*Brief*.
Pull out every line of the listing below where "processes" appears.

Extracted data entries

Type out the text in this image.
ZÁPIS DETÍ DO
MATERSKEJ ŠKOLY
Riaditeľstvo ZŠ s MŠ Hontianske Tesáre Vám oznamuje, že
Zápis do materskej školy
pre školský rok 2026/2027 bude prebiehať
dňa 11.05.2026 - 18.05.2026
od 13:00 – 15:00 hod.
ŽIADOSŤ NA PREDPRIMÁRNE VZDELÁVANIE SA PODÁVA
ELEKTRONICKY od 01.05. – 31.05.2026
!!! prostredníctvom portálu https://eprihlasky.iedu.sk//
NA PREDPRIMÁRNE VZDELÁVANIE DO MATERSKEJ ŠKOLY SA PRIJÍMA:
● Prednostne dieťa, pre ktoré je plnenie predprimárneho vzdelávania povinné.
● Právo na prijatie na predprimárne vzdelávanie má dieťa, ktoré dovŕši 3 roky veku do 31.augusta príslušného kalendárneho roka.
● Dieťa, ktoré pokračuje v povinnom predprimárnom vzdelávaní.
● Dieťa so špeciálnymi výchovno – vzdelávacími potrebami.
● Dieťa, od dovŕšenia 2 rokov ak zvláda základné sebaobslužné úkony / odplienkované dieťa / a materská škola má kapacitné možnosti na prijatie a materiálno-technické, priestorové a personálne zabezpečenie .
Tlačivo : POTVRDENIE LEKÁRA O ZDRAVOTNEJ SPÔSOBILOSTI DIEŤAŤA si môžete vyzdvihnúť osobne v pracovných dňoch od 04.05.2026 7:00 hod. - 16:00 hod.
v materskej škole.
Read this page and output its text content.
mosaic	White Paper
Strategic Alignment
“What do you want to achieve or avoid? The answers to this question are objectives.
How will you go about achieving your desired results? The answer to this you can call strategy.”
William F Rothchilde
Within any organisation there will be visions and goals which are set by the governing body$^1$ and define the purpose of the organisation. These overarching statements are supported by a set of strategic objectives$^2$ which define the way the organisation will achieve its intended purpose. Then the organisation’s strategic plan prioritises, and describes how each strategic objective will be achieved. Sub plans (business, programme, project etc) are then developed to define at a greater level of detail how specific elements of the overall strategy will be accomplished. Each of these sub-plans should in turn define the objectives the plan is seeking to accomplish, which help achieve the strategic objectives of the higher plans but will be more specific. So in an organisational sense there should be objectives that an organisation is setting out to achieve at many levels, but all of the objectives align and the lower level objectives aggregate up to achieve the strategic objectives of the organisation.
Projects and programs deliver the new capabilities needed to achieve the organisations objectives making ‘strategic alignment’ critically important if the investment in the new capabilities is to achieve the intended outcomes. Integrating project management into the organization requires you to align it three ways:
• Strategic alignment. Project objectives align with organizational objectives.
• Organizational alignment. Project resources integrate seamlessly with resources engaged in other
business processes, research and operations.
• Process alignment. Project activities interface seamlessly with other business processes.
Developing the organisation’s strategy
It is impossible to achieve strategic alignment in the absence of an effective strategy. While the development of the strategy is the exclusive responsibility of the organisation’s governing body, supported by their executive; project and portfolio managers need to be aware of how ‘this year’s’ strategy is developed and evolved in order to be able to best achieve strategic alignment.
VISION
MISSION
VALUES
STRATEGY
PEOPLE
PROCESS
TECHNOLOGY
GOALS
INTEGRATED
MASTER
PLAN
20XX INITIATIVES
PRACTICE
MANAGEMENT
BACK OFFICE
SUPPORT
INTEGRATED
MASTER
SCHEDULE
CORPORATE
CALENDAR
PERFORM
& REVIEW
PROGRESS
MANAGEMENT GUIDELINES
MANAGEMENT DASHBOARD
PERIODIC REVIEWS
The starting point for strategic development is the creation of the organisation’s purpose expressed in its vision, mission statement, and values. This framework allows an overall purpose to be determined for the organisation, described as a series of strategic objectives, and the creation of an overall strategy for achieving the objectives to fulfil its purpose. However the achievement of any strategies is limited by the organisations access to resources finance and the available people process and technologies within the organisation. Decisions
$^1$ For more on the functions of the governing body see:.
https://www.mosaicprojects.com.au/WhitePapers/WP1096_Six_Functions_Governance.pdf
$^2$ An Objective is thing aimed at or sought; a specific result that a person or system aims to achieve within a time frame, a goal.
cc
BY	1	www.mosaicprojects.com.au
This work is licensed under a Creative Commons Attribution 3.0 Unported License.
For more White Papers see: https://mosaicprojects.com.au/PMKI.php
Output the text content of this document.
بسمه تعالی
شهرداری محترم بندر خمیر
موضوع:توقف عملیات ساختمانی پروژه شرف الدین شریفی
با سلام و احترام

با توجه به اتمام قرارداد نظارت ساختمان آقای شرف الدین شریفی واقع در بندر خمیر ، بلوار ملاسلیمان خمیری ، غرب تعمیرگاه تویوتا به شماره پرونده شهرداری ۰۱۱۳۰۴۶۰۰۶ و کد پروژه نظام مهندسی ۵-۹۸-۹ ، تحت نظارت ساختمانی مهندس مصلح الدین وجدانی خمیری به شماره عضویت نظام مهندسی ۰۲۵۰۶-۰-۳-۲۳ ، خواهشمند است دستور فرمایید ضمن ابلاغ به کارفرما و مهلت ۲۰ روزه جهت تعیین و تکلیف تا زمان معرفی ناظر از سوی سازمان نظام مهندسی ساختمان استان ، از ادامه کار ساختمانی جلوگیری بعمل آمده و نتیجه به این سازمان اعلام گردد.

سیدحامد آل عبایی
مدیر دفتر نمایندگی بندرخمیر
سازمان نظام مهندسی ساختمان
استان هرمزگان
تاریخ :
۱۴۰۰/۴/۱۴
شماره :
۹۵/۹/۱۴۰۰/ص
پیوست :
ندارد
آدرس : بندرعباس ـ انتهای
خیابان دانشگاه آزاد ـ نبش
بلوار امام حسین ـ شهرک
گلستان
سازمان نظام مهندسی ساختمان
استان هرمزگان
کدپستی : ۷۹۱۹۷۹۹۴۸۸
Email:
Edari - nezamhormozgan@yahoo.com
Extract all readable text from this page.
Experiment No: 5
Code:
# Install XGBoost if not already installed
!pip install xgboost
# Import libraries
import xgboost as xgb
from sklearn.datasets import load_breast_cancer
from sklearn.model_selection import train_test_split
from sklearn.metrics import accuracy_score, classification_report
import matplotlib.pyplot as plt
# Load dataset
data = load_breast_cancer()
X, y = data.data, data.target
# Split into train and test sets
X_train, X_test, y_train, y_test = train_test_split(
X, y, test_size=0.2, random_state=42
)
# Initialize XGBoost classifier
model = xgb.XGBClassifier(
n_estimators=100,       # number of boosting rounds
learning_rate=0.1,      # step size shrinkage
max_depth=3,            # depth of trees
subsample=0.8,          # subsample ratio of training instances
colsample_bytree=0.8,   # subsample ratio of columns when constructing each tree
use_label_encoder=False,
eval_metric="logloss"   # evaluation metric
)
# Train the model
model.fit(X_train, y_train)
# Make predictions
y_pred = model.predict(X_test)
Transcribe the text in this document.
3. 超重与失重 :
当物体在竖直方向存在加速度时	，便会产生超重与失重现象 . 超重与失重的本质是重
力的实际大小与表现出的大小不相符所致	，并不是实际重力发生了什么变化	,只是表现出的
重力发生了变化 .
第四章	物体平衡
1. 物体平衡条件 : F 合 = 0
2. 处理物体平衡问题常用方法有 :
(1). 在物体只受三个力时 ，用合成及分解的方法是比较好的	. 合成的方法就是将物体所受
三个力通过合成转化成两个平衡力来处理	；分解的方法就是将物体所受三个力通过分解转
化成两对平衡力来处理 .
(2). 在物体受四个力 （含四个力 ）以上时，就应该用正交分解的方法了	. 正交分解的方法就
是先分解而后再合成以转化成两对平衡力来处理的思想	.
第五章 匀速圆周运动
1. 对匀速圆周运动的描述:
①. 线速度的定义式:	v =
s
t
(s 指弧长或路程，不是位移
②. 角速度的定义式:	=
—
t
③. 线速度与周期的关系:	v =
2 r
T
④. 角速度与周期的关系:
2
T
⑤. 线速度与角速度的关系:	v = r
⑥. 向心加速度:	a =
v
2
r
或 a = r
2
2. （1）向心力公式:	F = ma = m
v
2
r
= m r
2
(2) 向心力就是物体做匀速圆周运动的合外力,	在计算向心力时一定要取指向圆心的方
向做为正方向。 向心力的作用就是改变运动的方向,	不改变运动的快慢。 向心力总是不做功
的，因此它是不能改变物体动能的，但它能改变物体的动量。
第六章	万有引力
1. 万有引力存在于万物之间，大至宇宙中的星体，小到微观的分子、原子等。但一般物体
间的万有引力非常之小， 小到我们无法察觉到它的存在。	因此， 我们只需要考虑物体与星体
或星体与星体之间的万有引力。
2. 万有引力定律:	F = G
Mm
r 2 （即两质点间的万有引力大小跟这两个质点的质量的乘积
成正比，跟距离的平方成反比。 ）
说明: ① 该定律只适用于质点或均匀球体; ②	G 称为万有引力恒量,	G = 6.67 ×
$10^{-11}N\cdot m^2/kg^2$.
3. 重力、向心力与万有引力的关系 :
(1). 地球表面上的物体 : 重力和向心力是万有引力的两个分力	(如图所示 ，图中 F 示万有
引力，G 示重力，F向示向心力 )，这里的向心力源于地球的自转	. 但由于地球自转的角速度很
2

*Result*.
business processes, research and operations.
• Process alignment. Project activities interface seamlessly with other business processes.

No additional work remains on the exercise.